EXERCISE AIM => Every line below that contains "JSON" is to be copied.

PROVIDED MATERIAL =>
####
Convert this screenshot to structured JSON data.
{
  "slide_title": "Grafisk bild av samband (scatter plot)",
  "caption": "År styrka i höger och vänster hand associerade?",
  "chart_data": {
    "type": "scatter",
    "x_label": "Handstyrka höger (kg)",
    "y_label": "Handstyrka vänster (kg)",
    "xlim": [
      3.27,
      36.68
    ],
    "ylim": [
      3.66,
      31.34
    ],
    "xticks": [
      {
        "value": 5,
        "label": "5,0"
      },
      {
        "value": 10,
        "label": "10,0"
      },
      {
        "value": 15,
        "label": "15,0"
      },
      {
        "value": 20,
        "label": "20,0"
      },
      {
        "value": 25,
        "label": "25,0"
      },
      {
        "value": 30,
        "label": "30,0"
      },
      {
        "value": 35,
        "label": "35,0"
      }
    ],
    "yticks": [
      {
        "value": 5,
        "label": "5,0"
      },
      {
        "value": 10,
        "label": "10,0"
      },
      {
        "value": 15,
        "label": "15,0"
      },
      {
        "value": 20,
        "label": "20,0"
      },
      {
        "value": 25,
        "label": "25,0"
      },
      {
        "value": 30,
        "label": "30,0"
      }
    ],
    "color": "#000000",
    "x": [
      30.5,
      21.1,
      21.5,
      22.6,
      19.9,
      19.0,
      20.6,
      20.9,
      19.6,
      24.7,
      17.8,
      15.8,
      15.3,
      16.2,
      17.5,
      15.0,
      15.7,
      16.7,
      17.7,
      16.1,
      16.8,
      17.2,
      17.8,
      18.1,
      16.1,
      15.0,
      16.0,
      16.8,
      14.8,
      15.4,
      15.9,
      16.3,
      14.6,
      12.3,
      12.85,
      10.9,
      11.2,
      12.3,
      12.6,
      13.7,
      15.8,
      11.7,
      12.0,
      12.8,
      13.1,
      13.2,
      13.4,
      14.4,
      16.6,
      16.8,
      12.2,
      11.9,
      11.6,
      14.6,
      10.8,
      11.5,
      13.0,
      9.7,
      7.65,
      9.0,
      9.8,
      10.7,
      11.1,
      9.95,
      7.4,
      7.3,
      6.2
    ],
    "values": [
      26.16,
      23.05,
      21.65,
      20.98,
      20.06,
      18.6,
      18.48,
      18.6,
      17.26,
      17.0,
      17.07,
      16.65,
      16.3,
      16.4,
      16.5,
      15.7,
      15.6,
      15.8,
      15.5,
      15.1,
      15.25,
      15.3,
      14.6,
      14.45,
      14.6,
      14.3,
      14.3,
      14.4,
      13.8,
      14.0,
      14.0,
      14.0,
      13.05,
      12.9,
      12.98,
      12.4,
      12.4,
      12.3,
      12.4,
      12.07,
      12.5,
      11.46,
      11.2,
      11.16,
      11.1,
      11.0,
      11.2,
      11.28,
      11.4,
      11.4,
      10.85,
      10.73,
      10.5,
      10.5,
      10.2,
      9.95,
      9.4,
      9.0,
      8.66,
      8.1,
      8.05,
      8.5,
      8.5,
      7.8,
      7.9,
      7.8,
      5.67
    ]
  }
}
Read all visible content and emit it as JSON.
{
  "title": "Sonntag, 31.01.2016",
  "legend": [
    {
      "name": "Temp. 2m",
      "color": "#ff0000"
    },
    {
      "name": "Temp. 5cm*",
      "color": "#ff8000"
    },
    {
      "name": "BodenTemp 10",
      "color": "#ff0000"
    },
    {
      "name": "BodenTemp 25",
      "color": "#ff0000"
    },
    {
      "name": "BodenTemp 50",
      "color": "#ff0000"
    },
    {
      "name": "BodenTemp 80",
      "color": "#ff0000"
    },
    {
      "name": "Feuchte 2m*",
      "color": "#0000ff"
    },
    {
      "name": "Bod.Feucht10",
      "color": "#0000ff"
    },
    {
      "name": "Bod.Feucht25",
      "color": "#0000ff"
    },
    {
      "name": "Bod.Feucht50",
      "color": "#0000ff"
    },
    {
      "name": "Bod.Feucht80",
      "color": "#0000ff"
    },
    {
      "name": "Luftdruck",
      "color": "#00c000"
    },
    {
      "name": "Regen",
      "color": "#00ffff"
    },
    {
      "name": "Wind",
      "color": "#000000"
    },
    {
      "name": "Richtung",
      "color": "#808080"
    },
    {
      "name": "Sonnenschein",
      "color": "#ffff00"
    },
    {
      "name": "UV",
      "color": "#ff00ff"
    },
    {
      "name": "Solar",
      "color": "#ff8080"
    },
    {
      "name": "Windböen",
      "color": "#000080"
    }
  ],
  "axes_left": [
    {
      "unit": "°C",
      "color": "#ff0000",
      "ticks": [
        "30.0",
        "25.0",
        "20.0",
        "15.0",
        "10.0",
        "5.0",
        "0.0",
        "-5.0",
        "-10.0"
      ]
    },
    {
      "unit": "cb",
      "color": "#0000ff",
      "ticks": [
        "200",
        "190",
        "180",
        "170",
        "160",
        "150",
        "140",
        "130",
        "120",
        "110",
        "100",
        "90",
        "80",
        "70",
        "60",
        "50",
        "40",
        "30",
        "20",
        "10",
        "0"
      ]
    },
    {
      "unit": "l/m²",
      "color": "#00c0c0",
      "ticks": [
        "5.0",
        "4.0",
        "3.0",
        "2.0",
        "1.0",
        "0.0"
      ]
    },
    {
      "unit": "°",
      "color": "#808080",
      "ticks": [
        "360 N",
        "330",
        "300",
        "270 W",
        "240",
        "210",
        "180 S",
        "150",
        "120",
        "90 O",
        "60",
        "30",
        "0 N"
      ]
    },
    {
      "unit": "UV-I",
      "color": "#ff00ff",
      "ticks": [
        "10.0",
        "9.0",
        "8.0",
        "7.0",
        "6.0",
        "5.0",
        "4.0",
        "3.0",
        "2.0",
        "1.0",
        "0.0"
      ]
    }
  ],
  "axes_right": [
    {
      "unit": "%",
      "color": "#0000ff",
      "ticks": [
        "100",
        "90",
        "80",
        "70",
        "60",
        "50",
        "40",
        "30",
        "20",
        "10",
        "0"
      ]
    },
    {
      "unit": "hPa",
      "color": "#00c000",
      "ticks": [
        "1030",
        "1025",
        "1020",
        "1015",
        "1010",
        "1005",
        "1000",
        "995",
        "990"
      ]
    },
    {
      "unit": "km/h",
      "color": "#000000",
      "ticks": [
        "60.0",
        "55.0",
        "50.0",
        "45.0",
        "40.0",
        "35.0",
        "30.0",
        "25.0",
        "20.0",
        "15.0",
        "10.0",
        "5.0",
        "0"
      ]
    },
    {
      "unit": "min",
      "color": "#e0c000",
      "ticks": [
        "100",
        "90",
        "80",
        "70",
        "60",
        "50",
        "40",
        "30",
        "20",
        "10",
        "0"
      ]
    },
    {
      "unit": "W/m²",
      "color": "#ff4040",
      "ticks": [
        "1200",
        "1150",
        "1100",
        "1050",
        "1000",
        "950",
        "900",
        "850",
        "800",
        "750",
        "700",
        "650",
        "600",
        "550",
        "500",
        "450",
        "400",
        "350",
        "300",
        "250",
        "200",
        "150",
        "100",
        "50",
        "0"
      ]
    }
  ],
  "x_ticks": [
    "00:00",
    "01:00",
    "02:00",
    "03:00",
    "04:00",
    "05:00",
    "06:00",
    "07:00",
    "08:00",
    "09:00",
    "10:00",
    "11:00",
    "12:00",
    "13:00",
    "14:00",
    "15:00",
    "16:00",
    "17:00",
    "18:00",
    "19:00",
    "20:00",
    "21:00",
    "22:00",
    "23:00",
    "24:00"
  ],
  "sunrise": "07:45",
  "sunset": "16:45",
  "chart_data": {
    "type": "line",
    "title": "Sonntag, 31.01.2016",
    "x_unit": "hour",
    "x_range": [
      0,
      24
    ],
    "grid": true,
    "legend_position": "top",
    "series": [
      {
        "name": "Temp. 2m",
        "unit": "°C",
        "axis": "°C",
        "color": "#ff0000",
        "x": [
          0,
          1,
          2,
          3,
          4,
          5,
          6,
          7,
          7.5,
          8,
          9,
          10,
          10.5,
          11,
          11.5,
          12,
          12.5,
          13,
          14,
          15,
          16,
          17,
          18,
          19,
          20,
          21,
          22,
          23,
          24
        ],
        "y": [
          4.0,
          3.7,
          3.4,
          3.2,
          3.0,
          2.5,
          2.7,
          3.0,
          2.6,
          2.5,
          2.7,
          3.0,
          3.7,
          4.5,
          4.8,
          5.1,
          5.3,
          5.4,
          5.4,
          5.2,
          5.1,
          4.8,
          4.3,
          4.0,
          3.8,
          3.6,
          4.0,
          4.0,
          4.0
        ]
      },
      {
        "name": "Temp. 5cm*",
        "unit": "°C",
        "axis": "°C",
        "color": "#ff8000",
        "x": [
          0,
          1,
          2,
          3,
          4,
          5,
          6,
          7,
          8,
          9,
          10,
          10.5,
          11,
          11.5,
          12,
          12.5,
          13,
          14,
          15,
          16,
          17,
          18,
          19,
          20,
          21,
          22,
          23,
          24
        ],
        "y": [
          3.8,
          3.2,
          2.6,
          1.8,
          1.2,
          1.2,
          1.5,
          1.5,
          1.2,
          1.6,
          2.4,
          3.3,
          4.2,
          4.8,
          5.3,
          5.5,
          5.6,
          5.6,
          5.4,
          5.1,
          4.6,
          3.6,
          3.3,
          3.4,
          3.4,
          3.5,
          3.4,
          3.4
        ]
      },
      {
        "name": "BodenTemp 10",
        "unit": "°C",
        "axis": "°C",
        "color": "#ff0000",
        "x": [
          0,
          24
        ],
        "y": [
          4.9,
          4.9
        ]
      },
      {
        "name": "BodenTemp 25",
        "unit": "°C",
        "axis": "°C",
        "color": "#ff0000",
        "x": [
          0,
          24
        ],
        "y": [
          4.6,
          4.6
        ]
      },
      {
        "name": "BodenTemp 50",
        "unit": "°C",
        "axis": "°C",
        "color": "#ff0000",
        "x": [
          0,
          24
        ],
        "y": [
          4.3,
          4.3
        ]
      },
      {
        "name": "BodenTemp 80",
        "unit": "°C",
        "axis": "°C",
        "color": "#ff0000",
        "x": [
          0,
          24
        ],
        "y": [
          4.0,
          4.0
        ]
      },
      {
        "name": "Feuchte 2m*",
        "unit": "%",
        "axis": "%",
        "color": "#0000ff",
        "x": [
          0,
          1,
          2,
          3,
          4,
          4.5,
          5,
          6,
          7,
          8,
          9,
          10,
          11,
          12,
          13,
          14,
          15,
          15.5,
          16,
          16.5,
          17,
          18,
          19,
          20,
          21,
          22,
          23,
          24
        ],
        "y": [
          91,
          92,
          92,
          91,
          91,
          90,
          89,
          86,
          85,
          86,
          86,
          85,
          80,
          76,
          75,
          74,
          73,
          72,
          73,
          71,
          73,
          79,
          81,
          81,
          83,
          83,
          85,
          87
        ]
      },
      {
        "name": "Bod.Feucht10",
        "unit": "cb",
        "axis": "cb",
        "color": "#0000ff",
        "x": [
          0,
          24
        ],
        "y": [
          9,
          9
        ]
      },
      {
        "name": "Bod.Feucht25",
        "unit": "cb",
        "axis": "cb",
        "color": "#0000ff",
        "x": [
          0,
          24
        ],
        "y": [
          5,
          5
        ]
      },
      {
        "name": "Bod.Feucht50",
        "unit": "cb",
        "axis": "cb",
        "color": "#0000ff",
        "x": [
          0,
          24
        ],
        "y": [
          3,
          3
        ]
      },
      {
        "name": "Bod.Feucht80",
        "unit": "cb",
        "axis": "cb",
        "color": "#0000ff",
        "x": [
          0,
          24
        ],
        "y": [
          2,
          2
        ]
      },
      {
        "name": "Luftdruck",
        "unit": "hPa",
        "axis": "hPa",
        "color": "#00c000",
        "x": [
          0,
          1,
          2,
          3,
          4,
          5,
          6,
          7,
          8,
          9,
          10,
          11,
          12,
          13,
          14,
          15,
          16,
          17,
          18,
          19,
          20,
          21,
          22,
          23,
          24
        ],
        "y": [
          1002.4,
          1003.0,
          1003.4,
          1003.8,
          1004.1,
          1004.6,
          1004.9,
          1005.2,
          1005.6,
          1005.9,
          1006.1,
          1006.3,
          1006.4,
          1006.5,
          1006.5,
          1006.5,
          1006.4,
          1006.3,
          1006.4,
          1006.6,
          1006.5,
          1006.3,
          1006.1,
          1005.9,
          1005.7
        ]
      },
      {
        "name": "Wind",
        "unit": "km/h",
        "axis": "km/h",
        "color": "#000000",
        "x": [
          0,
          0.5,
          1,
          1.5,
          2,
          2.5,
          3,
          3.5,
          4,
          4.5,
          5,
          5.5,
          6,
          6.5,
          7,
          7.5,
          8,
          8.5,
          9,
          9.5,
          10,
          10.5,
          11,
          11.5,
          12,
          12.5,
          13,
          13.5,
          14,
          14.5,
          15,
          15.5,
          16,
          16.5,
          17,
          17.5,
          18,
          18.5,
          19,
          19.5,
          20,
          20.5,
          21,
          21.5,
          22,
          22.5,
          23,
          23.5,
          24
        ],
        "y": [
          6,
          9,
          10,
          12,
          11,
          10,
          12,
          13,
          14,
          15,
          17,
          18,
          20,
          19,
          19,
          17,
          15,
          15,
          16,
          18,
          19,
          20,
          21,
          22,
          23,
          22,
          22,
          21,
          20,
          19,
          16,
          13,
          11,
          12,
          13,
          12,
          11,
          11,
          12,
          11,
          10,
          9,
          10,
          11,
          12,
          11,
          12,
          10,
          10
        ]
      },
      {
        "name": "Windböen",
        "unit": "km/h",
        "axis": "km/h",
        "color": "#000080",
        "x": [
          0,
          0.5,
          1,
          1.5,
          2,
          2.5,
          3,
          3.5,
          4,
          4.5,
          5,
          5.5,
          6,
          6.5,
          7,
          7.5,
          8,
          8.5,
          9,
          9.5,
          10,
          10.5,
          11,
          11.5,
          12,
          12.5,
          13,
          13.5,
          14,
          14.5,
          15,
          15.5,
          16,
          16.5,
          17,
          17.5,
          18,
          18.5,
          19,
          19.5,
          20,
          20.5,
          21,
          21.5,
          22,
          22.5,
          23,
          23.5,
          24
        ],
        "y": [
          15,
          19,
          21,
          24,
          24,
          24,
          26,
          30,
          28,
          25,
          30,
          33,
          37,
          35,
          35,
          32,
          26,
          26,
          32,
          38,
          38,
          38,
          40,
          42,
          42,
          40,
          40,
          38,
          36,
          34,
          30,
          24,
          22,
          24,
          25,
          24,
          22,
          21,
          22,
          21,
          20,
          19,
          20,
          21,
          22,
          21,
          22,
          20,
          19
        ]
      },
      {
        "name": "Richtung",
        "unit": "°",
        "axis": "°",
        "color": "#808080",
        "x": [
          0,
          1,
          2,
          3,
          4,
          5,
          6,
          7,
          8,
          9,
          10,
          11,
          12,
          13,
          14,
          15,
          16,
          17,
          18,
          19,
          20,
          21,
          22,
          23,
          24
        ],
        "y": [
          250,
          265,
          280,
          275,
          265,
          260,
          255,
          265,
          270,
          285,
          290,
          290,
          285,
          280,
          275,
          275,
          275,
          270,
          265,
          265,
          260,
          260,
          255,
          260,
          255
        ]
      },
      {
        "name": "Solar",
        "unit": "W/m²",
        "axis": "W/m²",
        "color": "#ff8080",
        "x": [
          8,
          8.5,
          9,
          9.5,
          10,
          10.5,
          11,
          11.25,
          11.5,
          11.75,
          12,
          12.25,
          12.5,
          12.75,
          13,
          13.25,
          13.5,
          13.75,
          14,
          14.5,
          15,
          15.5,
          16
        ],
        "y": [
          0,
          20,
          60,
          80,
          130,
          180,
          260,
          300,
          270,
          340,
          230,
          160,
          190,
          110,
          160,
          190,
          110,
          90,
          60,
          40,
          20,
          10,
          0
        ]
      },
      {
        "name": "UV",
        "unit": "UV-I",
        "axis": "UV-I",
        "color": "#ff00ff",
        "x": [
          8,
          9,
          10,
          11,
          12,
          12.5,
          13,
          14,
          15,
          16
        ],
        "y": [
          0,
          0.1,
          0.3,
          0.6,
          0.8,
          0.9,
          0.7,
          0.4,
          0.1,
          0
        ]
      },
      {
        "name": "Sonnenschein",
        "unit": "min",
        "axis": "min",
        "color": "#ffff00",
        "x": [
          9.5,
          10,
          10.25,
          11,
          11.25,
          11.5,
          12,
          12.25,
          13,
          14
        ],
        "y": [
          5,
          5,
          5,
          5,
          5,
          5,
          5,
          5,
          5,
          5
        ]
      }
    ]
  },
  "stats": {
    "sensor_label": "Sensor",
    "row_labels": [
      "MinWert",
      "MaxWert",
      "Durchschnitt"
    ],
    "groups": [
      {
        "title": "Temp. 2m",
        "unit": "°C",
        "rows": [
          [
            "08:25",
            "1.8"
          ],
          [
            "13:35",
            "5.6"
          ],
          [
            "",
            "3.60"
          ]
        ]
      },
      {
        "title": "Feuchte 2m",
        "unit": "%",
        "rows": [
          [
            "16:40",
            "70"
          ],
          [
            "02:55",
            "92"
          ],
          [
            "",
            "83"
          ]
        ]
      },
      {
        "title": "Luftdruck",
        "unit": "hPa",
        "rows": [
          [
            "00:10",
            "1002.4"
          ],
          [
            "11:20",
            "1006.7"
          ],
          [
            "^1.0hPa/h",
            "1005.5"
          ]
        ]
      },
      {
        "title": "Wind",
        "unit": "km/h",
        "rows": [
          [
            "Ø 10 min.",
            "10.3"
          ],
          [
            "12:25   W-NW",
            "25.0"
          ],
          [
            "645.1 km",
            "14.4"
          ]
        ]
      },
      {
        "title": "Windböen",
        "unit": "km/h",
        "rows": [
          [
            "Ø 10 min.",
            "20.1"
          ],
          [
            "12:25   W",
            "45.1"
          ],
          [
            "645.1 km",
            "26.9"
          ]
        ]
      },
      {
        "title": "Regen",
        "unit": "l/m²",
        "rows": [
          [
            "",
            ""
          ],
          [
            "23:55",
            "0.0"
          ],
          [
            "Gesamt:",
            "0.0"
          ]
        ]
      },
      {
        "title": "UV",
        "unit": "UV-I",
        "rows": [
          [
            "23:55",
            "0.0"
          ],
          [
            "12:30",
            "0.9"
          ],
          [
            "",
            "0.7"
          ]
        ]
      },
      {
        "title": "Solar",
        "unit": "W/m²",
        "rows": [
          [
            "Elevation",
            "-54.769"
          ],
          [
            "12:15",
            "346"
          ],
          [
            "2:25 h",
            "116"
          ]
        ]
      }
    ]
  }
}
####
FINISHED TASK =>
Convert this screenshot to structured JSON data.
Read all visible content and emit it as JSON.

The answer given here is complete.